— Required work —
Transcribe all records exactly.

— Input data —

━━━━━━━━━━━━━━━━━━━━━━━━━━━━━━

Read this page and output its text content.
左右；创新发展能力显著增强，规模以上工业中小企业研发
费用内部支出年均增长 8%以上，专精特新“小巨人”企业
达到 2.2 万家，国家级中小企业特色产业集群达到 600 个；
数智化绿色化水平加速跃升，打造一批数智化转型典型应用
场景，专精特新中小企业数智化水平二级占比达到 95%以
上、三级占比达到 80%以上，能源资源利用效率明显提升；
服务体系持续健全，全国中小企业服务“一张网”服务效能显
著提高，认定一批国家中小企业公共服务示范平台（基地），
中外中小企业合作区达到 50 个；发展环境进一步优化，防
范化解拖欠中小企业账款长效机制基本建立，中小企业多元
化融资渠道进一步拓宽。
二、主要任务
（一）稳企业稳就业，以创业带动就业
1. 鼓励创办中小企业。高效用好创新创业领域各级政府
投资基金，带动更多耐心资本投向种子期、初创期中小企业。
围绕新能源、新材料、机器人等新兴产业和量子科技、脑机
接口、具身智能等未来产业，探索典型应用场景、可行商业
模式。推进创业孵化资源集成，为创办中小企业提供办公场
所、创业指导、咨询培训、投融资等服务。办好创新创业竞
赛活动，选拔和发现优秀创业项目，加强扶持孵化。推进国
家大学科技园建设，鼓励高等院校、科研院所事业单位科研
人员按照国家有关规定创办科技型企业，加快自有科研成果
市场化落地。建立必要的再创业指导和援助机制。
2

━━━━━━━━━━━━━━━━━━━━━━━━━━━━━━

— Answer to the exercise —
Read this page and output its text content.
左右；创新发展能力显著增强，规模以上工业中小企业研发
费用内部支出年均增长 8%以上，专精特新“小巨人”企业
达到 2.2 万家，国家级中小企业特色产业集群达到 600 个；
数智化绿色化水平加速跃升，打造一批数智化转型典型应用
场景，专精特新中小企业数智化水平二级占比达到 95%以
上、三级占比达到 80%以上，能源资源利用效率明显提升；
服务体系持续健全，全国中小企业服务“一张网”服务效能显
著提高，认定一批国家中小企业公共服务示范平台（基地），
中外中小企业合作区达到 50 个；发展环境进一步优化，防
范化解拖欠中小企业账款长效机制基本建立，中小企业多元
化融资渠道进一步拓宽。
二、主要任务
（一）稳企业稳就业，以创业带动就业
1. 鼓励创办中小企业。高效用好创新创业领域各级政府
投资基金，带动更多耐心资本投向种子期、初创期中小企业。
围绕新能源、新材料、机器人等新兴产业和量子科技、脑机
接口、具身智能等未来产业，探索典型应用场景、可行商业
模式。推进创业孵化资源集成，为创办中小企业提供办公场
所、创业指导、咨询培训、投融资等服务。办好创新创业竞
赛活动，选拔和发现优秀创业项目，加强扶持孵化。推进国
家大学科技园建设，鼓励高等院校、科研院所事业单位科研
人员按照国家有关规定创办科技型企业，加快自有科研成果
市场化落地。建立必要的再创业指导和援助机制。
2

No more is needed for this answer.